--- START OF Data supplied ---
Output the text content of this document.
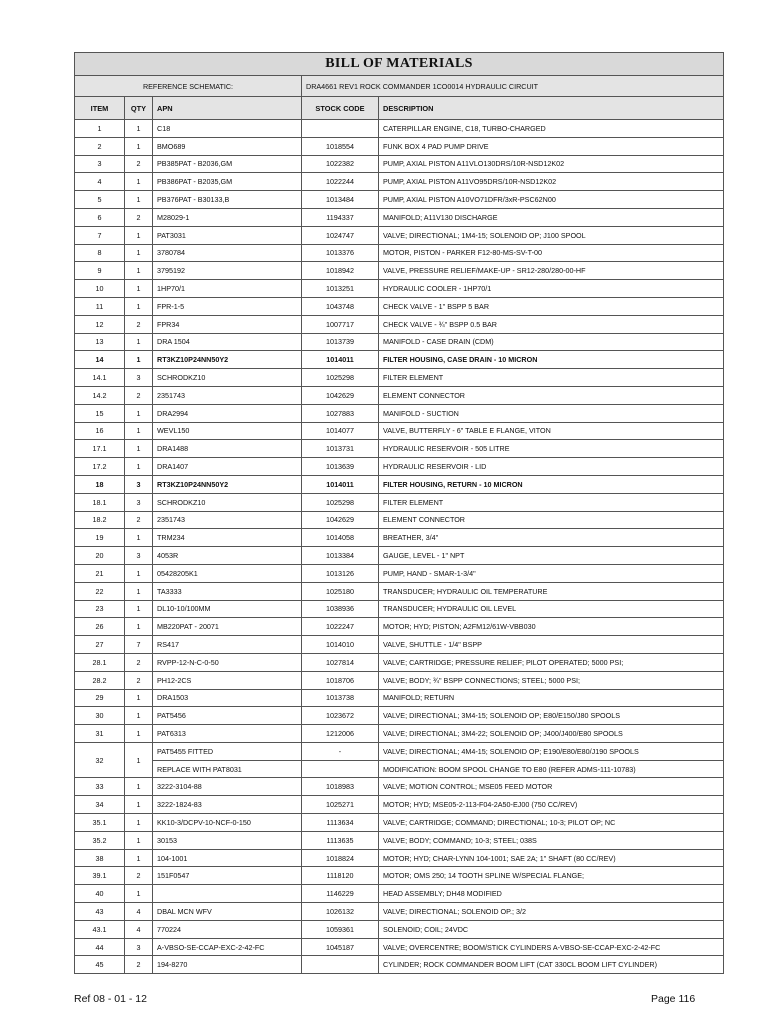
BILL OF MATERIALS				
REFERENCE SCHEMATIC:			DRA4661 REV1 ROCK COMMANDER 1CO0014 HYDRAULIC CIRCUIT	
ITEM	QTY	APN	STOCK CODE	DESCRIPTION
1	1	C18		CATERPILLAR ENGINE, C18, TURBO-CHARGED
2	1	BMO689	1018554	FUNK BOX 4 PAD PUMP DRIVE
3	2	PB385PAT - B2036,GM	1022382	PUMP, AXIAL PISTON A11VLO130DRS/10R-NSD12K02
4	1	PB386PAT - B2035,GM	1022244	PUMP, AXIAL PISTON A11VO95DRS/10R-NSD12K02
5	1	PB376PAT - B30133,B	1013484	PUMP, AXIAL PISTON A10VO71DFR/3xR-PSC62N00
6	2	M28029-1	1194337	MANIFOLD; A11V130 DISCHARGE
7	1	PAT3031	1024747	VALVE; DIRECTIONAL; 1M4-15; SOLENOID OP; J100 SPOOL
8	1	3780784	1013376	MOTOR, PISTON - PARKER F12-80-MS-SV-T-00
9	1	3795192	1018942	VALVE, PRESSURE RELIEF/MAKE-UP - SR12-280/280-00-HF
10	1	1HP70/1	1013251	HYDRAULIC COOLER - 1HP70/1
11	1	FPR-1-5	1043748	CHECK VALVE - 1" BSPP 5 BAR
12	2	FPR34	1007717	CHECK VALVE - ¾" BSPP 0.5 BAR
13	1	DRA 1504	1013739	MANIFOLD - CASE DRAIN (CDM)
14	1	RT3KZ10P24NN50Y2	1014011	FILTER HOUSING, CASE DRAIN - 10 MICRON
14.1	3	SCHRODKZ10	1025298	FILTER ELEMENT
14.2	2	2351743	1042629	ELEMENT CONNECTOR
15	1	DRA2994	1027883	MANIFOLD - SUCTION
16	1	WEVL150	1014077	VALVE, BUTTERFLY - 6" TABLE E FLANGE, VITON
17.1	1	DRA1488	1013731	HYDRAULIC RESERVOIR - 505 LITRE
17.2	1	DRA1407	1013639	HYDRAULIC RESERVOIR - LID
18	3	RT3KZ10P24NN50Y2	1014011	FILTER HOUSING, RETURN - 10 MICRON
18.1	3	SCHRODKZ10	1025298	FILTER ELEMENT
18.2	2	2351743	1042629	ELEMENT CONNECTOR
19	1	TRM234	1014058	BREATHER, 3/4"
20	3	4053R	1013384	GAUGE, LEVEL - 1" NPT
21	1	05428205K1	1013126	PUMP, HAND - SMAR-1-3/4"
22	1	TA3333	1025180	TRANSDUCER; HYDRAULIC OIL TEMPERATURE
23	1	DL10-10/100MM	1038936	TRANSDUCER; HYDRAULIC OIL LEVEL
26	1	MB220PAT - 20071	1022247	MOTOR; HYD; PISTON; A2FM12/61W-VBB030
27	7	RS417	1014010	VALVE, SHUTTLE - 1/4" BSPP
28.1	2	RVPP-12-N-C-0-50	1027814	VALVE; CARTRIDGE; PRESSURE RELIEF; PILOT OPERATED; 5000 PSI;
28.2	2	PH12-2CS	1018706	VALVE; BODY; ¾" BSPP CONNECTIONS; STEEL; 5000 PSI;
29	1	DRA1503	1013738	MANIFOLD; RETURN
30	1	PAT5456	1023672	VALVE; DIRECTIONAL; 3M4-15; SOLENOID OP; E80/E150/J80 SPOOLS
31	1	PAT6313	1212006	VALVE; DIRECTIONAL; 3M4-22; SOLENOID OP; J400/J400/E80 SPOOLS
32	1	PAT5455 FITTED	-	VALVE; DIRECTIONAL; 4M4-15; SOLENOID OP; E190/E80/E80/J190 SPOOLS
		REPLACE WITH PAT8031		MODIFICATION: BOOM SPOOL CHANGE TO E80 (REFER ADMS-111-10783)
33	1	3222-3104-88	1018983	VALVE; MOTION CONTROL; MSE05 FEED MOTOR
34	1	3222-1824-83	1025271	MOTOR; HYD; MSE05-2-113-F04-2A50-EJ00 (750 CC/REV)
35.1	1	KK10-3/DCPV-10-NCF-0-150	1113634	VALVE; CARTRIDGE; COMMAND; DIRECTIONAL; 10-3; PILOT OP; NC
35.2	1	30153	1113635	VALVE; BODY; COMMAND; 10-3; STEEL; 038S
38	1	104-1001	1018824	MOTOR; HYD; CHAR-LYNN 104-1001; SAE 2A; 1" SHAFT (80 CC/REV)
39.1	2	151F0547	1118120	MOTOR; OMS 250; 14 TOOTH SPLINE W/SPECIAL FLANGE;
40	1		1146229	HEAD ASSEMBLY; DH48 MODIFIED
43	4	DBAL MCN WFV	1026132	VALVE; DIRECTIONAL; SOLENOID OP.; 3/2
43.1	4	770224	1059361	SOLENOID; COIL; 24VDC
44	3	A-VBSO-SE-CCAP-EXC-2-42-FC	1045187	VALVE; OVERCENTRE; BOOM/STICK CYLINDERS A-VBSO-SE-CCAP-EXC-2-42-FC
45	2	194-8270		CYLINDER; ROCK COMMANDER BOOM LIFT (CAT 330CL BOOM LIFT CYLINDER)
Ref 08 - 01 - 12	Page 116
--- END OF Data supplied ---
- [Requirement] Report how many lines of the data hold the string "FLANGE"; give only the number.

- [Solved problem] 2